→ **Direction**: Answer with one number only: the number of lines that contain "marker".

→ **Given entries**:
■ ■ ■ ■ ■
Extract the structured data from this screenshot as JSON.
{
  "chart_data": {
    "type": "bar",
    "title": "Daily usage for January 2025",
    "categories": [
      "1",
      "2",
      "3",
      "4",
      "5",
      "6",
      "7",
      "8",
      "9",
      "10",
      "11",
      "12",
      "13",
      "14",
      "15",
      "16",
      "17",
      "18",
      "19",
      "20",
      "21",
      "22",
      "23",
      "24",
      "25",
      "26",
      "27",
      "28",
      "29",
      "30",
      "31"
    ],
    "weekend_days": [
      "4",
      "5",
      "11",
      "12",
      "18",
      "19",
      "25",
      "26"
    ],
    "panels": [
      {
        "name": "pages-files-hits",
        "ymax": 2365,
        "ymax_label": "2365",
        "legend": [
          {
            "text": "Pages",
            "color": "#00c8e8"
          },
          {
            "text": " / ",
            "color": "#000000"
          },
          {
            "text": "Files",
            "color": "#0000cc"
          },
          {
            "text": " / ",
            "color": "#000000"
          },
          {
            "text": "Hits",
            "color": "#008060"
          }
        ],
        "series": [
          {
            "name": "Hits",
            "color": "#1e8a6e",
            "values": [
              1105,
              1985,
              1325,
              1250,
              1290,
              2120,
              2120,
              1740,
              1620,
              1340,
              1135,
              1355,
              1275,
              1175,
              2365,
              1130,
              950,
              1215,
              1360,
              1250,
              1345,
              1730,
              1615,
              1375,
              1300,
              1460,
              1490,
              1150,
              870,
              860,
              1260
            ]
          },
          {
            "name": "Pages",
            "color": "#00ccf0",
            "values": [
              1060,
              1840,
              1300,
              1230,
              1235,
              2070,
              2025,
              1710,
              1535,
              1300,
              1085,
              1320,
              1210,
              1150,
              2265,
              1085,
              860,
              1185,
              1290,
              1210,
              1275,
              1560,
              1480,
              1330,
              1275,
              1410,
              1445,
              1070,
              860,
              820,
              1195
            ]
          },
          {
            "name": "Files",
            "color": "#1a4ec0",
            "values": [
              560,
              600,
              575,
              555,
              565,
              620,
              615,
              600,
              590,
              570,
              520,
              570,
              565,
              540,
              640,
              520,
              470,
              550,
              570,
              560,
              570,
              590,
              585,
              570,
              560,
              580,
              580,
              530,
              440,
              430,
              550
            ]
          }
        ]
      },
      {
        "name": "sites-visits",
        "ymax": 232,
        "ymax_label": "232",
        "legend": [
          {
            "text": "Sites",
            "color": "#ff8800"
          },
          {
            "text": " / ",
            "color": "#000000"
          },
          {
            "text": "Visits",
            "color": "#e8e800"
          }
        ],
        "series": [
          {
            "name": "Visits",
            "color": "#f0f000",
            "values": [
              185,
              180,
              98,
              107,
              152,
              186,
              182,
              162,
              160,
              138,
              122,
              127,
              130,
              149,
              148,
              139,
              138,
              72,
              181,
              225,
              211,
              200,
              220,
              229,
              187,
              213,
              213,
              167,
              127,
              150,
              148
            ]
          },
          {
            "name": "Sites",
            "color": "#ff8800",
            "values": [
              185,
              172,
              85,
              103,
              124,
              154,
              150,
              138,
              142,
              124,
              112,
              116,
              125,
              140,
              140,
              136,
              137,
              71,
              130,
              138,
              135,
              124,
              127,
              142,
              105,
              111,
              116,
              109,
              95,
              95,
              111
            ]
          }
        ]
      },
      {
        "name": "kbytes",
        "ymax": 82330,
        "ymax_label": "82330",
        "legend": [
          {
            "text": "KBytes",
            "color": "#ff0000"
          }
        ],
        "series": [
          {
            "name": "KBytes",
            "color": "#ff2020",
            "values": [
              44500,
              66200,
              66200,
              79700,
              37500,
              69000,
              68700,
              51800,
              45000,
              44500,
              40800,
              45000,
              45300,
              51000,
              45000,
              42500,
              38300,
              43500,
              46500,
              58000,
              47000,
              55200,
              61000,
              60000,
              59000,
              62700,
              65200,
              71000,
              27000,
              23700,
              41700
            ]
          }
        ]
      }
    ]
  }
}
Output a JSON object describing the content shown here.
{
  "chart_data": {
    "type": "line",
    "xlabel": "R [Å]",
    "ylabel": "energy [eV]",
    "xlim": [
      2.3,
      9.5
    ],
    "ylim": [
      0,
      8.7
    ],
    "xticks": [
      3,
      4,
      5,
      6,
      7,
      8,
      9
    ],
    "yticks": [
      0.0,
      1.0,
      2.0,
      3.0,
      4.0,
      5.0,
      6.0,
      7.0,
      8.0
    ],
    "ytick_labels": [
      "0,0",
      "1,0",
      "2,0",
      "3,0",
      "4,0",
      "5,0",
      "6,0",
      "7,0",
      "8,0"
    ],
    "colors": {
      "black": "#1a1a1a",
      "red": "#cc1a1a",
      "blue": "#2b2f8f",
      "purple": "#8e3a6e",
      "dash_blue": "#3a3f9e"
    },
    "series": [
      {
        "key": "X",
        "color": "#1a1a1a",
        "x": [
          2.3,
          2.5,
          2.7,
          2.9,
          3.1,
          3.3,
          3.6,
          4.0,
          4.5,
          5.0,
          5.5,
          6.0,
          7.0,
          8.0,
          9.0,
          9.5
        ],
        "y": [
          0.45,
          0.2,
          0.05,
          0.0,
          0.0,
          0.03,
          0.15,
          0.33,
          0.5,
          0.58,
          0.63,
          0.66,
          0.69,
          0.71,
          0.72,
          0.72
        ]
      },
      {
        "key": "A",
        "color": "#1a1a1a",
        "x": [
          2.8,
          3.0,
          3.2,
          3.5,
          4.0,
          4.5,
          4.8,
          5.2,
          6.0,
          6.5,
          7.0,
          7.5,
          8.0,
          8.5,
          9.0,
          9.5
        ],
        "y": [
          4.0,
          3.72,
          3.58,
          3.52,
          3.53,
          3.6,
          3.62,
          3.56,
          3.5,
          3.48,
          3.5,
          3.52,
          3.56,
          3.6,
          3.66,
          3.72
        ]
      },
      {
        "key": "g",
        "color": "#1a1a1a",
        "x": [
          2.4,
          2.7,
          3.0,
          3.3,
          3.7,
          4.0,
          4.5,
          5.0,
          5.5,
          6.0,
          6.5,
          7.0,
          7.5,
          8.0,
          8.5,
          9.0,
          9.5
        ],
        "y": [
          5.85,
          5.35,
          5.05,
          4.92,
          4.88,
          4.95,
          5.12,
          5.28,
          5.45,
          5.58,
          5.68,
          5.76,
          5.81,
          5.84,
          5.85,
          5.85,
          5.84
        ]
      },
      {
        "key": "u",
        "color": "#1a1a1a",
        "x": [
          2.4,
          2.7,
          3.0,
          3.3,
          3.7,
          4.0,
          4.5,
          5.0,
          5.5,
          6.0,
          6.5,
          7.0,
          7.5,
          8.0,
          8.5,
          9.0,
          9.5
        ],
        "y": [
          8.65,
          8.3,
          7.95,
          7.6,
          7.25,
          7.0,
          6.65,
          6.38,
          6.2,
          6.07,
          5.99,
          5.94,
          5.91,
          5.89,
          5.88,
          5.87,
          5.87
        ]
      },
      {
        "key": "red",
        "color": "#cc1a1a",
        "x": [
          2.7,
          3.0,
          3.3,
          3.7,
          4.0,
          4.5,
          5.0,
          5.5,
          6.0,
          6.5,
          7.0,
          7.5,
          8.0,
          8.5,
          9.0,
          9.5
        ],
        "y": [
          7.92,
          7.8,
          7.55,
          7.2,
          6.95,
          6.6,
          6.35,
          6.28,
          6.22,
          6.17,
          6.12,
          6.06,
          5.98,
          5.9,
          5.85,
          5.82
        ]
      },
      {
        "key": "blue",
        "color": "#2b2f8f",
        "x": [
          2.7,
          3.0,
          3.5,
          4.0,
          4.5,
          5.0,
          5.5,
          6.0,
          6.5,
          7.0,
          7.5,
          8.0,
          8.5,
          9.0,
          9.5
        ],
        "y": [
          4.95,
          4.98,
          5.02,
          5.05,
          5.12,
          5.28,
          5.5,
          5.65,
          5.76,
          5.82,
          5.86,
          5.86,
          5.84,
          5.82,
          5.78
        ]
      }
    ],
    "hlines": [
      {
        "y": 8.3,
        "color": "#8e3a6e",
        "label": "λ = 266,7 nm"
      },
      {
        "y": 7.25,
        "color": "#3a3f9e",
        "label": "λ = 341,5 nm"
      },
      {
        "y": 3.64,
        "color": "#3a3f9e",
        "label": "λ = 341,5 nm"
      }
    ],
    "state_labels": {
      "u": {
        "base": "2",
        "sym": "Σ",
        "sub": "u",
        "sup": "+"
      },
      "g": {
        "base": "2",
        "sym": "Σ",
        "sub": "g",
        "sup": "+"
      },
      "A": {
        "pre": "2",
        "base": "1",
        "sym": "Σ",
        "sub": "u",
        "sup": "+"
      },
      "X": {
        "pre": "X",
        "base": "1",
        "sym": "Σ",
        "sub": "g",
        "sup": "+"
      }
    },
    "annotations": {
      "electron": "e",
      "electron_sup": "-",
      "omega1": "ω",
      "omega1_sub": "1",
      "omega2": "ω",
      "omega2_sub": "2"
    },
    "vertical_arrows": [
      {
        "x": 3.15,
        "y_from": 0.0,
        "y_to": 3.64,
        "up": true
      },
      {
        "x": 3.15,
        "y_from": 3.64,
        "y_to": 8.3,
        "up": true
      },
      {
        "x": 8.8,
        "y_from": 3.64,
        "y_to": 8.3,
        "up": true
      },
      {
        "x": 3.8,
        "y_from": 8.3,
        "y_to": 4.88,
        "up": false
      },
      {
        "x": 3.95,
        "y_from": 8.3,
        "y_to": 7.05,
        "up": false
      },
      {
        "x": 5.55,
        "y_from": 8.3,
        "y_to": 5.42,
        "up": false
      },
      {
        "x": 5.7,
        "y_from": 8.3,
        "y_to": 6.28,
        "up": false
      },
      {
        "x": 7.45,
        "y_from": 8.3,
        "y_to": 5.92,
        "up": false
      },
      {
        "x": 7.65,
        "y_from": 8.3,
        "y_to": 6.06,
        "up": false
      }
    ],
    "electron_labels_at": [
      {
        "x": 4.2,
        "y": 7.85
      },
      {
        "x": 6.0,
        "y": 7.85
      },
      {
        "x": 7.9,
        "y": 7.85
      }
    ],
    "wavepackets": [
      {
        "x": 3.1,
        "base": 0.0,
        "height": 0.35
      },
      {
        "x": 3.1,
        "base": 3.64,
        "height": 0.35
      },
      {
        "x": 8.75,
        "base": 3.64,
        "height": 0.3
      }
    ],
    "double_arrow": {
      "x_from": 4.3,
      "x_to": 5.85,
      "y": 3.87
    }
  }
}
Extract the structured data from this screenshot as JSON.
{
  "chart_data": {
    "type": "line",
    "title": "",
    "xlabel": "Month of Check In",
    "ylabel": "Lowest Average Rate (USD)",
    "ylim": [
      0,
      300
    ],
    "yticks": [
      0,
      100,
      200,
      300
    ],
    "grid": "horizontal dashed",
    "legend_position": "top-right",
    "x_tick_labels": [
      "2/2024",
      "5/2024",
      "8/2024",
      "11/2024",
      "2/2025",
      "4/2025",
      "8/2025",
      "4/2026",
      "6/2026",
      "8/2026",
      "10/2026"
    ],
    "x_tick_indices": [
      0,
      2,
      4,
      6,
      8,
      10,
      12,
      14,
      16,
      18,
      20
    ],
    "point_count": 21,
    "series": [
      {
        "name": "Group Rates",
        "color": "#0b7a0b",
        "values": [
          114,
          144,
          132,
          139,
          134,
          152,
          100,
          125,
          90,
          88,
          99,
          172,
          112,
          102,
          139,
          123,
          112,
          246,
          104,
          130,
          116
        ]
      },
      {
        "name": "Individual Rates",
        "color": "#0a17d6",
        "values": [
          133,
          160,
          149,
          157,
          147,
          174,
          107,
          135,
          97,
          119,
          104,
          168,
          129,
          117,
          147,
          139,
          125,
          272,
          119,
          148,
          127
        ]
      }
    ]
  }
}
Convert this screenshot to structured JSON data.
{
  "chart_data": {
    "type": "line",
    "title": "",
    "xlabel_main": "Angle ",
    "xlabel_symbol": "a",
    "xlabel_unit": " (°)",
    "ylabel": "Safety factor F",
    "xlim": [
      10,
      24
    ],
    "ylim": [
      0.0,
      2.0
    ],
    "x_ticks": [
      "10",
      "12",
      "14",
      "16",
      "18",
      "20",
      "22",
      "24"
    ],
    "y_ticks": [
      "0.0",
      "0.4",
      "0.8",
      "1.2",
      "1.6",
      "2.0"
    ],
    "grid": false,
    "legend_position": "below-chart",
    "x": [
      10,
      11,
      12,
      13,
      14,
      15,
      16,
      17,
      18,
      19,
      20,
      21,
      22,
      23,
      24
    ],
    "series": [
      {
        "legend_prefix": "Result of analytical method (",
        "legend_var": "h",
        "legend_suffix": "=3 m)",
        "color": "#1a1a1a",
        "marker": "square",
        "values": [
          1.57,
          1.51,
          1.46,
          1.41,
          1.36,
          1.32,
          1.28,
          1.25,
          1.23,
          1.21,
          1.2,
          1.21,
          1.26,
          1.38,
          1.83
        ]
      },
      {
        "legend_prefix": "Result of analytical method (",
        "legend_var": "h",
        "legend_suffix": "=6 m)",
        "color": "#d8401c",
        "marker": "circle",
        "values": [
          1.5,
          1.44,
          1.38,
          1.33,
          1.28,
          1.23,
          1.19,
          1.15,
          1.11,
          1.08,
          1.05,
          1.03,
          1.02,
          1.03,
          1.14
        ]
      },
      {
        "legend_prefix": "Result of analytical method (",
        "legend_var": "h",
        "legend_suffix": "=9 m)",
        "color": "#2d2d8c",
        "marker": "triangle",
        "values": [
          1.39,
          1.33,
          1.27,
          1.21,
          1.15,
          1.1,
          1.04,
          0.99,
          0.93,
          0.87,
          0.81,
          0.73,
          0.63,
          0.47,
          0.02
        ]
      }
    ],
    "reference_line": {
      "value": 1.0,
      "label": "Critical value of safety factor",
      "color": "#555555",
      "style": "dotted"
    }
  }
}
■ ■ ■ ■ ■
→ **Finished exercise**: 3